_Exercise_:
Search the data below for "content"; list each line that holds it.

# # # #

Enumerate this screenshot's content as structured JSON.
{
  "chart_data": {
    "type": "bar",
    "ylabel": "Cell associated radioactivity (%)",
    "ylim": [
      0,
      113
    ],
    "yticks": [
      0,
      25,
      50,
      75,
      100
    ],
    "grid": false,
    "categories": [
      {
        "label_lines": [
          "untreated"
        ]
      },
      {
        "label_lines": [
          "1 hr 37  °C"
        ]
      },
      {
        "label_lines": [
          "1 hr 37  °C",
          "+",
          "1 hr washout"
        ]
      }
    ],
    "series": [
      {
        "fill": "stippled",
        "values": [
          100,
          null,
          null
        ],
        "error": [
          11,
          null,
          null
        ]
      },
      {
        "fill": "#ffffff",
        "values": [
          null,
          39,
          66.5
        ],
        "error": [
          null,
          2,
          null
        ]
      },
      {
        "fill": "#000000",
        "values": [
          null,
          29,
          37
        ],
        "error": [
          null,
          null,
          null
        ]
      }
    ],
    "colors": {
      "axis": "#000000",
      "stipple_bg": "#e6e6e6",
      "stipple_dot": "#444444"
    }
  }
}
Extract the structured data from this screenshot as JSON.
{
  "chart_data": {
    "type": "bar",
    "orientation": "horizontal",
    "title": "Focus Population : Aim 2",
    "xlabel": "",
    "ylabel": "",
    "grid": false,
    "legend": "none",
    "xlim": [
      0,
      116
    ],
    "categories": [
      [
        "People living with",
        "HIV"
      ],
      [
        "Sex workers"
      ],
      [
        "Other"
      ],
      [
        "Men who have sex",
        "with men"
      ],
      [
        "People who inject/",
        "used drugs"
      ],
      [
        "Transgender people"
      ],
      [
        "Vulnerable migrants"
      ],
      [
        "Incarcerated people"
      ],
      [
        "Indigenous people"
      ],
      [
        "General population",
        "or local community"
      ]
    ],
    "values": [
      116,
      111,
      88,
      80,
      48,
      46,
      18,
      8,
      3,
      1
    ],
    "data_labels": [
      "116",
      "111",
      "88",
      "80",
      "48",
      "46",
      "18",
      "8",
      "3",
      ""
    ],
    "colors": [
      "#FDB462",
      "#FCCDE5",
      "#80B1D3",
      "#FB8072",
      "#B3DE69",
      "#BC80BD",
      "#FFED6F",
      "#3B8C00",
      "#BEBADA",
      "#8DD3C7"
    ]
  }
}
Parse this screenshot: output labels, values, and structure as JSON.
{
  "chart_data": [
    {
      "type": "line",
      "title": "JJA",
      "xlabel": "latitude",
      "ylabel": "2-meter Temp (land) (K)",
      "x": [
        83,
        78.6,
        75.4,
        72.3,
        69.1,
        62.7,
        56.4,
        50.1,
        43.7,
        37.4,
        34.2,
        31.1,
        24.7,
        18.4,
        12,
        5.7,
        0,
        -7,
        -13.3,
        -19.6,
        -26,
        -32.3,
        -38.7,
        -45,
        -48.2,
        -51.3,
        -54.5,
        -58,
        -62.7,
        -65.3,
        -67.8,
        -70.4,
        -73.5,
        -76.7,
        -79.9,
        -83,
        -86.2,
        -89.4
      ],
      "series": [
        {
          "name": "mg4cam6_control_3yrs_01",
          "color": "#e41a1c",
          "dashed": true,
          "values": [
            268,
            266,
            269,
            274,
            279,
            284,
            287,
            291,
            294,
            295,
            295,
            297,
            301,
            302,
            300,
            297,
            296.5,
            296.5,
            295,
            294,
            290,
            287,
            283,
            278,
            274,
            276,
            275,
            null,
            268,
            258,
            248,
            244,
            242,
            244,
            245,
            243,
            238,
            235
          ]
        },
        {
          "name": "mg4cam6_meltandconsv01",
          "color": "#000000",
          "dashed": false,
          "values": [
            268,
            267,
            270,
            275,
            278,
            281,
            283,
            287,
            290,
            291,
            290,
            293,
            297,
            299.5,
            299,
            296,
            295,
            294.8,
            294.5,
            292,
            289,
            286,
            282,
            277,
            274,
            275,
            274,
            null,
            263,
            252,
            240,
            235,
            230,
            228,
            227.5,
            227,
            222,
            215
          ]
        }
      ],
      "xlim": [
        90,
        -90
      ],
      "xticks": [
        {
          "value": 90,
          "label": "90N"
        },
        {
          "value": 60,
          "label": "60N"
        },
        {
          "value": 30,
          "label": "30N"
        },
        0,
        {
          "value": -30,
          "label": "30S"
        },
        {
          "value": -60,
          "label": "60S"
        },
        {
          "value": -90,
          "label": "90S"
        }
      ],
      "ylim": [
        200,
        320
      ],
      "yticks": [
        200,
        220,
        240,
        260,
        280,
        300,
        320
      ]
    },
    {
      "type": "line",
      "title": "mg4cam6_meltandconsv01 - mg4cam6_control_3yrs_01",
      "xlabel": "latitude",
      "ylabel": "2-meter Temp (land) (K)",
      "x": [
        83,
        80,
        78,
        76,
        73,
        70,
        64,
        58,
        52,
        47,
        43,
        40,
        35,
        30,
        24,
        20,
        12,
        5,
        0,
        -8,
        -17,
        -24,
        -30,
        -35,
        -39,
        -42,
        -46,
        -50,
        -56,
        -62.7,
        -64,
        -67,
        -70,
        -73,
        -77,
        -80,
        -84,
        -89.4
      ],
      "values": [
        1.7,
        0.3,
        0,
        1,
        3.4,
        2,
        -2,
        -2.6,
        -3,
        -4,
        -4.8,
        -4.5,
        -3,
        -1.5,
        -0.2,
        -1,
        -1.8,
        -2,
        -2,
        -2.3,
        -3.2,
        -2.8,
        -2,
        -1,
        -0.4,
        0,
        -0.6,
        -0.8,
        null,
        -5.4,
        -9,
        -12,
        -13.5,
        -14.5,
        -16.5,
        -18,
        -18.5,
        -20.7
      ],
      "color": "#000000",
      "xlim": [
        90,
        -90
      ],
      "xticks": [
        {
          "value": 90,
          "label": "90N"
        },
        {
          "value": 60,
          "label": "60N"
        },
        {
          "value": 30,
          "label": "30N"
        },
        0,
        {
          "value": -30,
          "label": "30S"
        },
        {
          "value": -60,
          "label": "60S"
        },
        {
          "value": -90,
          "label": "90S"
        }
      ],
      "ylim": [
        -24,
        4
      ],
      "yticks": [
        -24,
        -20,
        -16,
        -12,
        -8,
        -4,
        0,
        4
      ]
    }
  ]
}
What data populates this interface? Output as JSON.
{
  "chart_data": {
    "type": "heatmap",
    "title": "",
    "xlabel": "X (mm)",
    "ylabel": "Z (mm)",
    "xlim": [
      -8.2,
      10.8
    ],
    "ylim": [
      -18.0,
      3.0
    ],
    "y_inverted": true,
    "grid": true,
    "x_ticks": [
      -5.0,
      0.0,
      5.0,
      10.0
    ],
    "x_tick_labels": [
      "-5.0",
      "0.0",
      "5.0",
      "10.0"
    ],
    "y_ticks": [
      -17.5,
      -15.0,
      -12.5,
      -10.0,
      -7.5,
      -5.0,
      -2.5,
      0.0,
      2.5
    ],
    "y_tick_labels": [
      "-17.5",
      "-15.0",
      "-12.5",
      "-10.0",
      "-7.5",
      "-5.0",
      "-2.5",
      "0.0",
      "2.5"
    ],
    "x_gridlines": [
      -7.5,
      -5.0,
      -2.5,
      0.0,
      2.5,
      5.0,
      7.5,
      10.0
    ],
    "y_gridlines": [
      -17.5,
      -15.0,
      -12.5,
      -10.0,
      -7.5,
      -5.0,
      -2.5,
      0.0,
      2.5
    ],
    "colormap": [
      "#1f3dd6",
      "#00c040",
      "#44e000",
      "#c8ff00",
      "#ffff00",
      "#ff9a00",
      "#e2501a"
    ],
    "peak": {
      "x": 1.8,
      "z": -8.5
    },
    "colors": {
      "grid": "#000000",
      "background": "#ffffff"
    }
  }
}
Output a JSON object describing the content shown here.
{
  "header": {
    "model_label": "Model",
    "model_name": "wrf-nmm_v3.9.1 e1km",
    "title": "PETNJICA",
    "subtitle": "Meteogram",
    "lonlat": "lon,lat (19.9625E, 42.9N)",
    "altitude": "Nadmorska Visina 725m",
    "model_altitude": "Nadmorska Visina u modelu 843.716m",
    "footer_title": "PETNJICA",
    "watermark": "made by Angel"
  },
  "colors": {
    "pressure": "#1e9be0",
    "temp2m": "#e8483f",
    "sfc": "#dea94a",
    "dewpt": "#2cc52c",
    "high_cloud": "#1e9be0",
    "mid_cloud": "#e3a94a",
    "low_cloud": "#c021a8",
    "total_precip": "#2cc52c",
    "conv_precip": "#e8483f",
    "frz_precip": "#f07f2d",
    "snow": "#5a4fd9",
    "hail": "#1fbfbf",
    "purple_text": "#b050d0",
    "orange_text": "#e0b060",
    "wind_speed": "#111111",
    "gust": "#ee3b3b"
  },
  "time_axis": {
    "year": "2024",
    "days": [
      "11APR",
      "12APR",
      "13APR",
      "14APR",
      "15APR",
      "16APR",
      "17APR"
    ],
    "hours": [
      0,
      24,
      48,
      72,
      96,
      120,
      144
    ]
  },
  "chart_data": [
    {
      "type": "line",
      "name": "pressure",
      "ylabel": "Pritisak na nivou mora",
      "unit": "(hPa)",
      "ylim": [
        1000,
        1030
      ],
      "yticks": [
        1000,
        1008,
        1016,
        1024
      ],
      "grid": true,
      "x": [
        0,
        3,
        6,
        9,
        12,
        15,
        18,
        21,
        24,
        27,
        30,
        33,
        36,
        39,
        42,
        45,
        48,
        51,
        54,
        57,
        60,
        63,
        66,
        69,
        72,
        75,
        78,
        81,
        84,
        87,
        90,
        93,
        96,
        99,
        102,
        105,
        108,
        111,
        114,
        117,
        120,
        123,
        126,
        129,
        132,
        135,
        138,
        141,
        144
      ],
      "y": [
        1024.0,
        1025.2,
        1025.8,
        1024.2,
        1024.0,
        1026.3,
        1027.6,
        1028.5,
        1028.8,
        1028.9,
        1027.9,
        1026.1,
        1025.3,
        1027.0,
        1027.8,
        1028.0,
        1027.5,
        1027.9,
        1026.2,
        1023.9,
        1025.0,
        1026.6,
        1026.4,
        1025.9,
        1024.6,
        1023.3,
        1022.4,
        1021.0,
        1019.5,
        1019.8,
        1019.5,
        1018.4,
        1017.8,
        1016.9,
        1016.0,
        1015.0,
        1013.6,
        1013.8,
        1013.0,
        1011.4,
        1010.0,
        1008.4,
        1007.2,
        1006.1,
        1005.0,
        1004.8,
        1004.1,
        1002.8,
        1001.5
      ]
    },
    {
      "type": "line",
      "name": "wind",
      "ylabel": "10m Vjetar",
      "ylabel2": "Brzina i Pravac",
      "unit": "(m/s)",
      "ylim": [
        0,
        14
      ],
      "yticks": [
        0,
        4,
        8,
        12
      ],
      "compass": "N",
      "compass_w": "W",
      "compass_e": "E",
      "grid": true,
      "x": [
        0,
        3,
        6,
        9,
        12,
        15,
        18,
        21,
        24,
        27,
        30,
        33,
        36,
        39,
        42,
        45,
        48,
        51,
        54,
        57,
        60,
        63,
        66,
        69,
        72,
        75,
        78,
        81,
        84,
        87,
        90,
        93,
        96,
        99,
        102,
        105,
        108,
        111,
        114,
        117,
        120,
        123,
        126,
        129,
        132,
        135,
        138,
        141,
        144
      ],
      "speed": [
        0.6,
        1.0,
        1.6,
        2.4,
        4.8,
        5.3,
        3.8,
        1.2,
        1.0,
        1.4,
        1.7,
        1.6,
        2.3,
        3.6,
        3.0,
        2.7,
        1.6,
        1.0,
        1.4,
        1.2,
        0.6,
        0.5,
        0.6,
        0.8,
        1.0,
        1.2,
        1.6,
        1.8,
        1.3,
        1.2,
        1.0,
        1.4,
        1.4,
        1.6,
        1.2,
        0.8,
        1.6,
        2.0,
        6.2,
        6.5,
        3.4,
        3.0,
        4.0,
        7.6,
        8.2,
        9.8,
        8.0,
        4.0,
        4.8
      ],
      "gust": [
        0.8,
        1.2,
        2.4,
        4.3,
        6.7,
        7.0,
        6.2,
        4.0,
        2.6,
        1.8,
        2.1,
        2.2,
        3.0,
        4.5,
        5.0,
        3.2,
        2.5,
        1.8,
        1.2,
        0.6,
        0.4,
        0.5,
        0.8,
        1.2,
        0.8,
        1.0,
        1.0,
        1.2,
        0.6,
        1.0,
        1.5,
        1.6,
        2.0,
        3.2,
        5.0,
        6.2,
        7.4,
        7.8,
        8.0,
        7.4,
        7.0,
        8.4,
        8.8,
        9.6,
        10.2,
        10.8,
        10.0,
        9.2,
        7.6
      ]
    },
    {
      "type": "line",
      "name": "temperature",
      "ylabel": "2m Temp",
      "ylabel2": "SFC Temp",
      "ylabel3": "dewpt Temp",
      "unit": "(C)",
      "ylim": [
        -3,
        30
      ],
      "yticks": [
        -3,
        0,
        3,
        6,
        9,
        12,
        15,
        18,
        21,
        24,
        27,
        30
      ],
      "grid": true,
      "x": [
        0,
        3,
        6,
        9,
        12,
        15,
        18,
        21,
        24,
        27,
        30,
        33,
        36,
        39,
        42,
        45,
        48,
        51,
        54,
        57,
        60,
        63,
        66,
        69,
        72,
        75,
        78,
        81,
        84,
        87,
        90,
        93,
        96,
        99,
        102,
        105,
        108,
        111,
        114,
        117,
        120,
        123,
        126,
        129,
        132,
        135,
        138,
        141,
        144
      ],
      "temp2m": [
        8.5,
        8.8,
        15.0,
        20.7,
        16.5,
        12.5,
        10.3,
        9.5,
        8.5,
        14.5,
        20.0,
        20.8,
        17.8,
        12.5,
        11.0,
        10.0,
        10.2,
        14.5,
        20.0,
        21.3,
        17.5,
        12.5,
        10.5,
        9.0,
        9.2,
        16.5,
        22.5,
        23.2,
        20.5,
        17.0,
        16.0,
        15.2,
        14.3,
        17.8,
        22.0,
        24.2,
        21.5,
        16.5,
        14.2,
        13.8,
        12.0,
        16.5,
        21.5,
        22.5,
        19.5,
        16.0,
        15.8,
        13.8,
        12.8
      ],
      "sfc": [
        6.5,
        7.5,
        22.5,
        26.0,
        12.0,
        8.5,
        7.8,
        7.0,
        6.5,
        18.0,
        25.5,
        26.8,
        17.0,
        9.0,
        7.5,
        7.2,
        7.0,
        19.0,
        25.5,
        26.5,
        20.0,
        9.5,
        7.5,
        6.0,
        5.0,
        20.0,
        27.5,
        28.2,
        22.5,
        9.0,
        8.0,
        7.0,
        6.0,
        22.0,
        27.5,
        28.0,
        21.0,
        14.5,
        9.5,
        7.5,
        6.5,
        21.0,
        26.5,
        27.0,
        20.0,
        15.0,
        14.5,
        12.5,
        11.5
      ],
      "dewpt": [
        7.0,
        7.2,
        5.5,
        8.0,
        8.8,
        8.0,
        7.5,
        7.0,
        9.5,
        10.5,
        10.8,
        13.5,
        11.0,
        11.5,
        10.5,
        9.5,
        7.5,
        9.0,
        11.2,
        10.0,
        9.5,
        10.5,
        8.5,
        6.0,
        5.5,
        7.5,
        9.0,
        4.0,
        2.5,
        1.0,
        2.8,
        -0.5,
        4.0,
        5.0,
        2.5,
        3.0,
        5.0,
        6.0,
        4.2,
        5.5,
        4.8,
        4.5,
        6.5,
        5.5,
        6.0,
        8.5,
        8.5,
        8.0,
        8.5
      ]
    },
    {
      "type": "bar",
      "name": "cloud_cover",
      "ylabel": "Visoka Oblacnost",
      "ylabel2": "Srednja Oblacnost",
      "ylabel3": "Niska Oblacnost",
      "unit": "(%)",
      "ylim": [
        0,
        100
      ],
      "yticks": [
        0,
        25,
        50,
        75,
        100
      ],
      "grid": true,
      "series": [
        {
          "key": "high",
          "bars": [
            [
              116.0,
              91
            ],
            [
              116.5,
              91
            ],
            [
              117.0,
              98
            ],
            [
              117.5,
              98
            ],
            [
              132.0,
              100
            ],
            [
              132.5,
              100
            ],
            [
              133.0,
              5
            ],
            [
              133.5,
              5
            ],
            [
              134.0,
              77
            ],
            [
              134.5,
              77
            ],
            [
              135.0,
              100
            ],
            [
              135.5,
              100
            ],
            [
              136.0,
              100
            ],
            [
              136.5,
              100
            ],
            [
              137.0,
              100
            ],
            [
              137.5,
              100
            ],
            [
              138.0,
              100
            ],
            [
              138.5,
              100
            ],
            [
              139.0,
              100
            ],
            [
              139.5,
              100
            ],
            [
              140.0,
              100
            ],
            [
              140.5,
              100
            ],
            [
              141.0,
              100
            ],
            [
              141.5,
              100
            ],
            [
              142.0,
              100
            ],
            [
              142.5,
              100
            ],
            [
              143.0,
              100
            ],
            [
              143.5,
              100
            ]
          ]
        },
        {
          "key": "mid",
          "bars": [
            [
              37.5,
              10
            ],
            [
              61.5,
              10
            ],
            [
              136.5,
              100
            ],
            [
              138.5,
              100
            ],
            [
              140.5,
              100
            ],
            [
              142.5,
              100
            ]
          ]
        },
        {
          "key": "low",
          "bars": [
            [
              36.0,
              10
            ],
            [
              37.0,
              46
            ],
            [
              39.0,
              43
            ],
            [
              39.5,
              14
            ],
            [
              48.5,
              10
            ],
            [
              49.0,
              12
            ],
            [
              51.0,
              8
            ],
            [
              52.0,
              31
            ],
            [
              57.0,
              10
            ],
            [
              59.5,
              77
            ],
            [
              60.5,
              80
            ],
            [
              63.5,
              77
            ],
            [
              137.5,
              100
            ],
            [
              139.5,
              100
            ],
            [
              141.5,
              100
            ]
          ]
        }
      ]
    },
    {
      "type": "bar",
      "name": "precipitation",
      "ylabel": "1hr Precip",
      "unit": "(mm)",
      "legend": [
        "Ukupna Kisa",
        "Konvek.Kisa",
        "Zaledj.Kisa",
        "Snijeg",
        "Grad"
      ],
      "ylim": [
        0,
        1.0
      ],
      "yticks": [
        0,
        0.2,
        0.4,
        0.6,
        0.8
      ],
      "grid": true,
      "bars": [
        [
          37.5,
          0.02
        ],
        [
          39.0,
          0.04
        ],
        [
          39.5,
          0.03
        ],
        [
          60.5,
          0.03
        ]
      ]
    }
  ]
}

# # # #

_Final answer_:
Enumerate this screenshot's content as structured JSON.
Output a JSON object describing the content shown here.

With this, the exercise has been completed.